───── INPUT MATERIAL ─────
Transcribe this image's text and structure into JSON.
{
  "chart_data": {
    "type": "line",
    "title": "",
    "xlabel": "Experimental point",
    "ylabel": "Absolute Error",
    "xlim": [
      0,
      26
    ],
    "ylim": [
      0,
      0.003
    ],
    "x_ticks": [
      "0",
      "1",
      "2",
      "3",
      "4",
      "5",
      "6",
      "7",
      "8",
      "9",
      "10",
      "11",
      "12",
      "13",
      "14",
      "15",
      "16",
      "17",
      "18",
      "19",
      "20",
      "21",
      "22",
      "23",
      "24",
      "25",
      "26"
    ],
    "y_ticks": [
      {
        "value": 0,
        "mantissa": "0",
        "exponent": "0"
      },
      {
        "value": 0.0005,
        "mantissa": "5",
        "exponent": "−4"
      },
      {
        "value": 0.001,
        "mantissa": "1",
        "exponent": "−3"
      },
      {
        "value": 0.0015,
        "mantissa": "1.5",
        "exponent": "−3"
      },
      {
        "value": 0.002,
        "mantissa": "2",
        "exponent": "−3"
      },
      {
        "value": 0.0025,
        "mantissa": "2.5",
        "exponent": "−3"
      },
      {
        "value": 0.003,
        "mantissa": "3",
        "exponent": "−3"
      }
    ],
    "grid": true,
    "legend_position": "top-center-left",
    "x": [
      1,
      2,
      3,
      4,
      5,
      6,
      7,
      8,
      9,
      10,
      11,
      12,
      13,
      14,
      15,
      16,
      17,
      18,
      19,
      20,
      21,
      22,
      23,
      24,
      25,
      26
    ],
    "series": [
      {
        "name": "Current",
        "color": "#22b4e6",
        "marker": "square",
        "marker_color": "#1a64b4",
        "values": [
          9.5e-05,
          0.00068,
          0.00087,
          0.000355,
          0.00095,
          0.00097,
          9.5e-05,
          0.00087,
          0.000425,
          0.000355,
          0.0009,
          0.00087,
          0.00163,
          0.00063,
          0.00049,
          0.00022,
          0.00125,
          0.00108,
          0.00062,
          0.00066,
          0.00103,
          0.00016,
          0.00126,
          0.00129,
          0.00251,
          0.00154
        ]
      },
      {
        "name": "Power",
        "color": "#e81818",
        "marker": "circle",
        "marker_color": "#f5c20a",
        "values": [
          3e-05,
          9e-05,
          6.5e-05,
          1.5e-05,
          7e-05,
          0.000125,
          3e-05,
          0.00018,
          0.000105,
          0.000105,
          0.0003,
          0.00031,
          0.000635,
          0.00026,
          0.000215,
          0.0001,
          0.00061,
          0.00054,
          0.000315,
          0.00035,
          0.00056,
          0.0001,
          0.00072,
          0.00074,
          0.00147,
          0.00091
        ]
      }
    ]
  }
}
─────
## [EXERCISE TASK]
Print all of the entries exactly as they appear.

## [SOLUTION]
Transcribe this image's text and structure into JSON.
{
  "chart_data": {
    "type": "line",
    "title": "",
    "xlabel": "Experimental point",
    "ylabel": "Absolute Error",
    "xlim": [
      0,
      26
    ],
    "ylim": [
      0,
      0.003
    ],
    "x_ticks": [
      "0",
      "1",
      "2",
      "3",
      "4",
      "5",
      "6",
      "7",
      "8",
      "9",
      "10",
      "11",
      "12",
      "13",
      "14",
      "15",
      "16",
      "17",
      "18",
      "19",
      "20",
      "21",
      "22",
      "23",
      "24",
      "25",
      "26"
    ],
    "y_ticks": [
      {
        "value": 0,
        "mantissa": "0",
        "exponent": "0"
      },
      {
        "value": 0.0005,
        "mantissa": "5",
        "exponent": "−4"
      },
      {
        "value": 0.001,
        "mantissa": "1",
        "exponent": "−3"
      },
      {
        "value": 0.0015,
        "mantissa": "1.5",
        "exponent": "−3"
      },
      {
        "value": 0.002,
        "mantissa": "2",
        "exponent": "−3"
      },
      {
        "value": 0.0025,
        "mantissa": "2.5",
        "exponent": "−3"
      },
      {
        "value": 0.003,
        "mantissa": "3",
        "exponent": "−3"
      }
    ],
    "grid": true,
    "legend_position": "top-center-left",
    "x": [
      1,
      2,
      3,
      4,
      5,
      6,
      7,
      8,
      9,
      10,
      11,
      12,
      13,
      14,
      15,
      16,
      17,
      18,
      19,
      20,
      21,
      22,
      23,
      24,
      25,
      26
    ],
    "series": [
      {
        "name": "Current",
        "color": "#22b4e6",
        "marker": "square",
        "marker_color": "#1a64b4",
        "values": [
          9.5e-05,
          0.00068,
          0.00087,
          0.000355,
          0.00095,
          0.00097,
          9.5e-05,
          0.00087,
          0.000425,
          0.000355,
          0.0009,
          0.00087,
          0.00163,
          0.00063,
          0.00049,
          0.00022,
          0.00125,
          0.00108,
          0.00062,
          0.00066,
          0.00103,
          0.00016,
          0.00126,
          0.00129,
          0.00251,
          0.00154
        ]
      },
      {
        "name": "Power",
        "color": "#e81818",
        "marker": "circle",
        "marker_color": "#f5c20a",
        "values": [
          3e-05,
          9e-05,
          6.5e-05,
          1.5e-05,
          7e-05,
          0.000125,
          3e-05,
          0.00018,
          0.000105,
          0.000105,
          0.0003,
          0.00031,
          0.000635,
          0.00026,
          0.000215,
          0.0001,
          0.00061,
          0.00054,
          0.000315,
          0.00035,
          0.00056,
          0.0001,
          0.00072,
          0.00074,
          0.00147,
          0.00091
        ]
      }
    ]
  }
}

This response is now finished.